**Aim of the exercise**
Write every line below out again, exactly as given, but leave out the pictures.

Extracts from a graphics dataset
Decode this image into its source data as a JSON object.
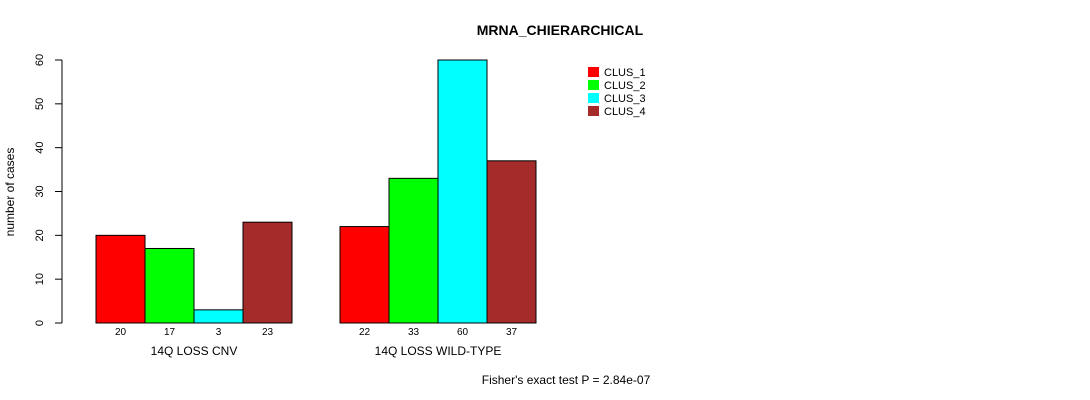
{
  "chart_data": {
    "type": "bar",
    "title": "MRNA_CHIERARCHICAL",
    "ylabel": "number of cases",
    "ylim": [
      0,
      60
    ],
    "yticks": [
      0,
      10,
      20,
      30,
      40,
      50,
      60
    ],
    "groups": [
      {
        "label": "14Q LOSS CNV",
        "values": [
          20,
          17,
          3,
          23
        ]
      },
      {
        "label": "14Q LOSS WILD-TYPE",
        "values": [
          22,
          33,
          60,
          37
        ]
      }
    ],
    "series": [
      {
        "name": "CLUS_1",
        "color": "#ff0000"
      },
      {
        "name": "CLUS_2",
        "color": "#00ff00"
      },
      {
        "name": "CLUS_3",
        "color": "#00ffff"
      },
      {
        "name": "CLUS_4",
        "color": "#a52a2a"
      }
    ],
    "legend_position": "top-right",
    "grid": false,
    "footnote": "Fisher's exact test P = 2.84e-07"
  }
}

**Answer to this exercise**
Decode this image into its source data as a JSON object.
{
  "chart_data": {
    "type": "bar",
    "title": "MRNA_CHIERARCHICAL",
    "ylabel": "number of cases",
    "ylim": [
      0,
      60
    ],
    "yticks": [
      0,
      10,
      20,
      30,
      40,
      50,
      60
    ],
    "groups": [
      {
        "label": "14Q LOSS CNV",
        "values": [
          20,
          17,
          3,
          23
        ]
      },
      {
        "label": "14Q LOSS WILD-TYPE",
        "values": [
          22,
          33,
          60,
          37
        ]
      }
    ],
    "series": [
      {
        "name": "CLUS_1",
        "color": "#ff0000"
      },
      {
        "name": "CLUS_2",
        "color": "#00ff00"
      },
      {
        "name": "CLUS_3",
        "color": "#00ffff"
      },
      {
        "name": "CLUS_4",
        "color": "#a52a2a"
      }
    ],
    "legend_position": "top-right",
    "grid": false,
    "footnote": "Fisher's exact test P = 2.84e-07"
  }
}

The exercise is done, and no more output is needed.